SUPPLIED RECORDS:
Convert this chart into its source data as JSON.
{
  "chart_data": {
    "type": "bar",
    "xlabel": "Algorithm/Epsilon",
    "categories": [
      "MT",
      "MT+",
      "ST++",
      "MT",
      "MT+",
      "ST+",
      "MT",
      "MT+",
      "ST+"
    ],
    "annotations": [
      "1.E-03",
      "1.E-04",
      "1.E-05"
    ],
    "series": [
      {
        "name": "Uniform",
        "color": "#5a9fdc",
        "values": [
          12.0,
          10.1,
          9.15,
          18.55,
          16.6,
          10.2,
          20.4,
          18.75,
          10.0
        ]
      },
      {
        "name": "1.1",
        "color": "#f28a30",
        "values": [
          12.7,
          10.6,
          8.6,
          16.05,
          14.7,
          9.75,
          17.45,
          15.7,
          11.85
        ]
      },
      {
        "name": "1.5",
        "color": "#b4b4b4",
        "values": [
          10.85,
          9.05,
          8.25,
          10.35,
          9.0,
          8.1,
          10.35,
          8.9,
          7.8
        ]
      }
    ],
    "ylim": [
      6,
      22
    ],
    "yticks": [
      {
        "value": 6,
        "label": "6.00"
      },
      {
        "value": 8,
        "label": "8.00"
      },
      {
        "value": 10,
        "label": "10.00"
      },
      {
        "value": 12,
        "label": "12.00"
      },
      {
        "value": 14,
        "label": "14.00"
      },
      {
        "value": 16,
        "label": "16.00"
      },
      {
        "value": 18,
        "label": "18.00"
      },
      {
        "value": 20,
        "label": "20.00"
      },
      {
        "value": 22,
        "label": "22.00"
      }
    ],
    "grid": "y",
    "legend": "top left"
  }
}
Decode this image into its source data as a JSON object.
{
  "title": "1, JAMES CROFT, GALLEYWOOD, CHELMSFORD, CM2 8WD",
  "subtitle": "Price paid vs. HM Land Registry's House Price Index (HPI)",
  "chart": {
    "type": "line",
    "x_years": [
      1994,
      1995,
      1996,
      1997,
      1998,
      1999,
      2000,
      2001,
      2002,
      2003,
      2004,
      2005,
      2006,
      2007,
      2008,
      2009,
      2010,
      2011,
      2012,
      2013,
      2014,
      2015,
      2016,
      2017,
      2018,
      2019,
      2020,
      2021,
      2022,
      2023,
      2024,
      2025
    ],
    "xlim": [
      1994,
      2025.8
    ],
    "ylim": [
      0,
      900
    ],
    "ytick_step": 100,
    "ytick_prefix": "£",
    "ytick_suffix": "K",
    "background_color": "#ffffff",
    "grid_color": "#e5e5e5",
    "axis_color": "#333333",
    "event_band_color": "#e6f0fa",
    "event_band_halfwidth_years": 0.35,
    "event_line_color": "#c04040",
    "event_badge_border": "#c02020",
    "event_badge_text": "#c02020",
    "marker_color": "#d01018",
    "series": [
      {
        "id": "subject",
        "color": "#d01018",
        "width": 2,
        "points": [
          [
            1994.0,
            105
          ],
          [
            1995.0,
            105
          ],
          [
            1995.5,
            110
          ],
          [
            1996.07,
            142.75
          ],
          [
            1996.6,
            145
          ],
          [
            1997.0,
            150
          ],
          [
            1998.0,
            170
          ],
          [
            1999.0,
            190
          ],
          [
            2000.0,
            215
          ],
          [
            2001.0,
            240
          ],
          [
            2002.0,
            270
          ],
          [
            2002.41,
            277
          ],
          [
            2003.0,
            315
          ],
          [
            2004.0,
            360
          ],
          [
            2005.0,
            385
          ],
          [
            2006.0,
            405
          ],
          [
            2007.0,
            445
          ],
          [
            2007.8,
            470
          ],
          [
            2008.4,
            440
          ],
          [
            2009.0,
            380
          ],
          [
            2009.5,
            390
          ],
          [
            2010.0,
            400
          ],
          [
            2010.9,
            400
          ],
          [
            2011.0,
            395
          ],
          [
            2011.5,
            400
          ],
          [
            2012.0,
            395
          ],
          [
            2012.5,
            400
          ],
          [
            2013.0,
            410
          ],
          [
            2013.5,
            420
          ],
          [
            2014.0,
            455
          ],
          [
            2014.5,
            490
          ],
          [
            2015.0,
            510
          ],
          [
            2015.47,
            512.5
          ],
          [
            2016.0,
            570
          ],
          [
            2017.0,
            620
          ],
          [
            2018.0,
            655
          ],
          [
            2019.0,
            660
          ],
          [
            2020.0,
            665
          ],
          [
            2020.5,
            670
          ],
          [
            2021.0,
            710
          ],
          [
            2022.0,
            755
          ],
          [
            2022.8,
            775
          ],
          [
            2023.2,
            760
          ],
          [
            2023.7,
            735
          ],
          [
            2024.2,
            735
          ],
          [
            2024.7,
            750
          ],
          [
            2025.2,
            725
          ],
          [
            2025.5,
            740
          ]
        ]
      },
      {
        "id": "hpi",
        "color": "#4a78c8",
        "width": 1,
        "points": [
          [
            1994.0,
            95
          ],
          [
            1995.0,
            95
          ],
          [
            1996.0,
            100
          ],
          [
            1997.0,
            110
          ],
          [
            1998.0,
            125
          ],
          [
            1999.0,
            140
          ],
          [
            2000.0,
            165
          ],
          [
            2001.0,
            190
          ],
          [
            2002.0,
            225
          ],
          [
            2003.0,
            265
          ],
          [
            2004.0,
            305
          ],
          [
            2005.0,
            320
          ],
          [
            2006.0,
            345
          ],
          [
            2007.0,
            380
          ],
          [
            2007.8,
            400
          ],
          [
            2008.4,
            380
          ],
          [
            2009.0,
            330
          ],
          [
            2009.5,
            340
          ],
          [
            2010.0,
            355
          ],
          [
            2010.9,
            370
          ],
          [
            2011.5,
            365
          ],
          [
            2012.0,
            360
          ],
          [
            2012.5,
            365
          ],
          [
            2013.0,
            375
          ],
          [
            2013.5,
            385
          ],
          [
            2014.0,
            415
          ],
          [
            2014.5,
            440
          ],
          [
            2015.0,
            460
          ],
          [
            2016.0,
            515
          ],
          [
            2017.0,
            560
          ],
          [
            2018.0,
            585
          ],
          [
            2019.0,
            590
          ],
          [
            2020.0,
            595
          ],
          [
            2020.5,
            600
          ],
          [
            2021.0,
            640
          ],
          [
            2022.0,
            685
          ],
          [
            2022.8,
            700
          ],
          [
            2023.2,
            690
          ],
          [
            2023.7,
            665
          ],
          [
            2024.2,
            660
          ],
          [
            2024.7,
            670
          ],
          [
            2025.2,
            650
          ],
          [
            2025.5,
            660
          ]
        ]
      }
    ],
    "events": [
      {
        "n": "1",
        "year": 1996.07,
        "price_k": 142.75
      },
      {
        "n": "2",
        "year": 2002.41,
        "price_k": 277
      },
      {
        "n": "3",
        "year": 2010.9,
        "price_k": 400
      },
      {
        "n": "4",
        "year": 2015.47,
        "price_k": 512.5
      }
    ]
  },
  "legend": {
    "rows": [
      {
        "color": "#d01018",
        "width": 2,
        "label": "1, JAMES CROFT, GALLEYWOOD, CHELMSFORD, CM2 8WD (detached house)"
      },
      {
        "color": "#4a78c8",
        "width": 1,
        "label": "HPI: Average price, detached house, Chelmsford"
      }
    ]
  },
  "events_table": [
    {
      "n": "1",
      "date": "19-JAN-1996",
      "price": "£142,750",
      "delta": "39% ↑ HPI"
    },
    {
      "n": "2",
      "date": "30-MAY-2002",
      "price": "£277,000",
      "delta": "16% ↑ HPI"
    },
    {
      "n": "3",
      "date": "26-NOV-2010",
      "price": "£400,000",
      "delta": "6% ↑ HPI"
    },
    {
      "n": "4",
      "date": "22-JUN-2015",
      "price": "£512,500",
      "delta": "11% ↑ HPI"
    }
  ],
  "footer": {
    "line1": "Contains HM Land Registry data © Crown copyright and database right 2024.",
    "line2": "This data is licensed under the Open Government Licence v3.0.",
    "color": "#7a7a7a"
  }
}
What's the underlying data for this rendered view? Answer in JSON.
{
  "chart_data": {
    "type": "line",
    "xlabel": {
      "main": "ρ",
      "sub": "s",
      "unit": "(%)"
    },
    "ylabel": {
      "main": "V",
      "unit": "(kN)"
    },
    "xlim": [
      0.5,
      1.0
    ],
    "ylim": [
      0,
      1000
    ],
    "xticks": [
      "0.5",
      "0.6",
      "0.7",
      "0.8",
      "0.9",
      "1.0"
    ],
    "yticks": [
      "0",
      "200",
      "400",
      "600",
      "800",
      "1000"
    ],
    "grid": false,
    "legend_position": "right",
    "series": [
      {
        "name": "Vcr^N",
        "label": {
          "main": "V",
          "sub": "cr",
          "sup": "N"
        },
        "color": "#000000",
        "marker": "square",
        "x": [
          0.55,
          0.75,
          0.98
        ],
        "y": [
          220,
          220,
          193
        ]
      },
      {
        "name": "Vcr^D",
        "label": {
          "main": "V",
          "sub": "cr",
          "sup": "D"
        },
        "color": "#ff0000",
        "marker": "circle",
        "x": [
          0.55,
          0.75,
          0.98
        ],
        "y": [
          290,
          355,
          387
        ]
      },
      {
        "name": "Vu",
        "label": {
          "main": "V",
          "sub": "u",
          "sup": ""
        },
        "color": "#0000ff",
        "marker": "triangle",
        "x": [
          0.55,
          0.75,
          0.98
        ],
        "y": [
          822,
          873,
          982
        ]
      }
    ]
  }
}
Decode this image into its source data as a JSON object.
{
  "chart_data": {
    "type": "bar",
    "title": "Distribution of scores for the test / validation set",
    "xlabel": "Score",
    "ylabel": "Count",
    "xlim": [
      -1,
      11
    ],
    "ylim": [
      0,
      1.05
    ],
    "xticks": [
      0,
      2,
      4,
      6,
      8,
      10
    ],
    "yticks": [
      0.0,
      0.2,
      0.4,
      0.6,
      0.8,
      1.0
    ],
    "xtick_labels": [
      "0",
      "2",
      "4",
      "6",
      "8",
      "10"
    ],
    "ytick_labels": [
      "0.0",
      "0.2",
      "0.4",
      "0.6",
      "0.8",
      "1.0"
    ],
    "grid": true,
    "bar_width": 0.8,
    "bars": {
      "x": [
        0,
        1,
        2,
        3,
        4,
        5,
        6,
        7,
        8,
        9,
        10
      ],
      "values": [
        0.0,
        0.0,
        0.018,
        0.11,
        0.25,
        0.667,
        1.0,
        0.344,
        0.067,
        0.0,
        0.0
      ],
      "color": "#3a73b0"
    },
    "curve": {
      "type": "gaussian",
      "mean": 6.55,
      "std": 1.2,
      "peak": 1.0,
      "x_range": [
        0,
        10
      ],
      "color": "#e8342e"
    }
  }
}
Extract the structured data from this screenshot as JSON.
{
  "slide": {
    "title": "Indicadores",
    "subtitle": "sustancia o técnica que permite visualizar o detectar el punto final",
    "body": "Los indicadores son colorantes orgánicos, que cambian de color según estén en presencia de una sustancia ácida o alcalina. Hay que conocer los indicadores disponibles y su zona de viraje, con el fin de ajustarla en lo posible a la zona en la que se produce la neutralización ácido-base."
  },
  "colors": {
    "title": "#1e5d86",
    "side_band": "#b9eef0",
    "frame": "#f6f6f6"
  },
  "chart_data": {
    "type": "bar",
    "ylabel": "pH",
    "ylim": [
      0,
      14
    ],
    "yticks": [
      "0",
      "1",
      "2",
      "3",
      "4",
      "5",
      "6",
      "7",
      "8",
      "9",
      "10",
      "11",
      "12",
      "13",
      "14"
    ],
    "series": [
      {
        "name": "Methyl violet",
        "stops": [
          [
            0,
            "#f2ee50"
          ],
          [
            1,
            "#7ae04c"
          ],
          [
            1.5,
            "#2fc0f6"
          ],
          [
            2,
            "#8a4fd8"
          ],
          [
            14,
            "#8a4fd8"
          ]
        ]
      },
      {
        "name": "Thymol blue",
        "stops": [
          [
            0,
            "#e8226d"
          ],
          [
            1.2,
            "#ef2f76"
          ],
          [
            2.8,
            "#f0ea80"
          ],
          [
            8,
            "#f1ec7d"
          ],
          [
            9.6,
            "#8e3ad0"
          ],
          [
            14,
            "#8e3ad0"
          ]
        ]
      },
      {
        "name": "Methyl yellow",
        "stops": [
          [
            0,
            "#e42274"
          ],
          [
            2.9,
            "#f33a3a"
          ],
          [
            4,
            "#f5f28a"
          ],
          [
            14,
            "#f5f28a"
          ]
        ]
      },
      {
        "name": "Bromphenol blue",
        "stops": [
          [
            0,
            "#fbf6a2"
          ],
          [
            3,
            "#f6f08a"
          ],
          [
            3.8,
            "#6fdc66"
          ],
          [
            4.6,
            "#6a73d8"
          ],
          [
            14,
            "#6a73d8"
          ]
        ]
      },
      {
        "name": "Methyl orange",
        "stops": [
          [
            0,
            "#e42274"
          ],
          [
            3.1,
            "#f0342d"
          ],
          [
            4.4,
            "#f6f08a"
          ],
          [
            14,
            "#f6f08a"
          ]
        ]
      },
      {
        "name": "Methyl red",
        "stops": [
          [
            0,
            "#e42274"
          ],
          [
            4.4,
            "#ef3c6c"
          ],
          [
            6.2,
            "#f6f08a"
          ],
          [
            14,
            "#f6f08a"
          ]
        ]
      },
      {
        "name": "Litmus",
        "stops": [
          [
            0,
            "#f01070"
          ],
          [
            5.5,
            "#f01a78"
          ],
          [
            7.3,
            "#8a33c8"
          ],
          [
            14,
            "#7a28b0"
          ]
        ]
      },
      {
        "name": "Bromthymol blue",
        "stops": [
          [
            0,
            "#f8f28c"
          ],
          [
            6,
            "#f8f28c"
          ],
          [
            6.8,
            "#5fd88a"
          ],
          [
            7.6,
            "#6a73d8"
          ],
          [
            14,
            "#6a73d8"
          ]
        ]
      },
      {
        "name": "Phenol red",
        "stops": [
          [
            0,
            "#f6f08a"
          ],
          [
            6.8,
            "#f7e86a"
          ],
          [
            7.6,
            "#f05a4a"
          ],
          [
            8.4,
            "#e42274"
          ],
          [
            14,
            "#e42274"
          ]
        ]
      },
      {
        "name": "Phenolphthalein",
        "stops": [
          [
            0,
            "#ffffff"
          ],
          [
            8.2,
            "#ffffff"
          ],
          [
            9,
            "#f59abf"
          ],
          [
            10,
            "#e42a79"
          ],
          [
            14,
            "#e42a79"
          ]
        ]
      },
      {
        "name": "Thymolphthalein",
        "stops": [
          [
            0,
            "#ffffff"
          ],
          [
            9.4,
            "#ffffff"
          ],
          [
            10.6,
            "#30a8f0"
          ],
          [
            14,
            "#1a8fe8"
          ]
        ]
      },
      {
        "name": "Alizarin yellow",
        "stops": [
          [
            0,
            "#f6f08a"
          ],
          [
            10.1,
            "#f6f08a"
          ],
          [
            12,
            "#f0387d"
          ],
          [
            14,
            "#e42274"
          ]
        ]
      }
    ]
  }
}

WHAT THE TASK ASKS: Return each line where "delta" shows up.

TASK ANSWER:
      "delta": "39% ↑ HPI"
      "delta": "16% ↑ HPI"
      "delta": "6% ↑ HPI"
      "delta": "11% ↑ HPI"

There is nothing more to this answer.